Write out each line of the material again, word for word.
## begin
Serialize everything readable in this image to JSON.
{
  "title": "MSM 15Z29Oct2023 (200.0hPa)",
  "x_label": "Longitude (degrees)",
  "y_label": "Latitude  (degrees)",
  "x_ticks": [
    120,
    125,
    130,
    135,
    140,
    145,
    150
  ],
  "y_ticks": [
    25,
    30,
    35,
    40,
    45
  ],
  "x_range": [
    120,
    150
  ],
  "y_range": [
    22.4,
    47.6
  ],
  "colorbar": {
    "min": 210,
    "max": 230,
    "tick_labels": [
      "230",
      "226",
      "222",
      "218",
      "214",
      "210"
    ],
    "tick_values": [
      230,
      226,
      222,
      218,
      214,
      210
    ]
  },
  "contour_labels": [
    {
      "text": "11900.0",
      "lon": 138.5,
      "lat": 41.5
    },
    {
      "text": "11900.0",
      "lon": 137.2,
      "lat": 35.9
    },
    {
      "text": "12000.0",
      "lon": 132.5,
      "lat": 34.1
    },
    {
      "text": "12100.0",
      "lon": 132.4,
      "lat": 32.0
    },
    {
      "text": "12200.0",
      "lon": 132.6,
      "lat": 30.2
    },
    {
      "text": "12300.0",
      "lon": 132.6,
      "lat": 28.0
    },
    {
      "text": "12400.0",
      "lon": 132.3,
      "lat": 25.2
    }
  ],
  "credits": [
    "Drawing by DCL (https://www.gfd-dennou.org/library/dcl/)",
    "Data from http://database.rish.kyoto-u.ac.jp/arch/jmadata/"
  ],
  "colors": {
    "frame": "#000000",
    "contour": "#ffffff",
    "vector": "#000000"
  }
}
## end
### SOLUTION TO THE PROBLEM:
Serialize everything readable in this image to JSON.
{
  "title": "MSM 15Z29Oct2023 (200.0hPa)",
  "x_label": "Longitude (degrees)",
  "y_label": "Latitude  (degrees)",
  "x_ticks": [
    120,
    125,
    130,
    135,
    140,
    145,
    150
  ],
  "y_ticks": [
    25,
    30,
    35,
    40,
    45
  ],
  "x_range": [
    120,
    150
  ],
  "y_range": [
    22.4,
    47.6
  ],
  "colorbar": {
    "min": 210,
    "max": 230,
    "tick_labels": [
      "230",
      "226",
      "222",
      "218",
      "214",
      "210"
    ],
    "tick_values": [
      230,
      226,
      222,
      218,
      214,
      210
    ]
  },
  "contour_labels": [
    {
      "text": "11900.0",
      "lon": 138.5,
      "lat": 41.5
    },
    {
      "text": "11900.0",
      "lon": 137.2,
      "lat": 35.9
    },
    {
      "text": "12000.0",
      "lon": 132.5,
      "lat": 34.1
    },
    {
      "text": "12100.0",
      "lon": 132.4,
      "lat": 32.0
    },
    {
      "text": "12200.0",
      "lon": 132.6,
      "lat": 30.2
    },
    {
      "text": "12300.0",
      "lon": 132.6,
      "lat": 28.0
    },
    {
      "text": "12400.0",
      "lon": 132.3,
      "lat": 25.2
    }
  ],
  "credits": [
    "Drawing by DCL (https://www.gfd-dennou.org/library/dcl/)",
    "Data from http://database.rish.kyoto-u.ac.jp/arch/jmadata/"
  ],
  "colors": {
    "frame": "#000000",
    "contour": "#ffffff",
    "vector": "#000000"
  }
}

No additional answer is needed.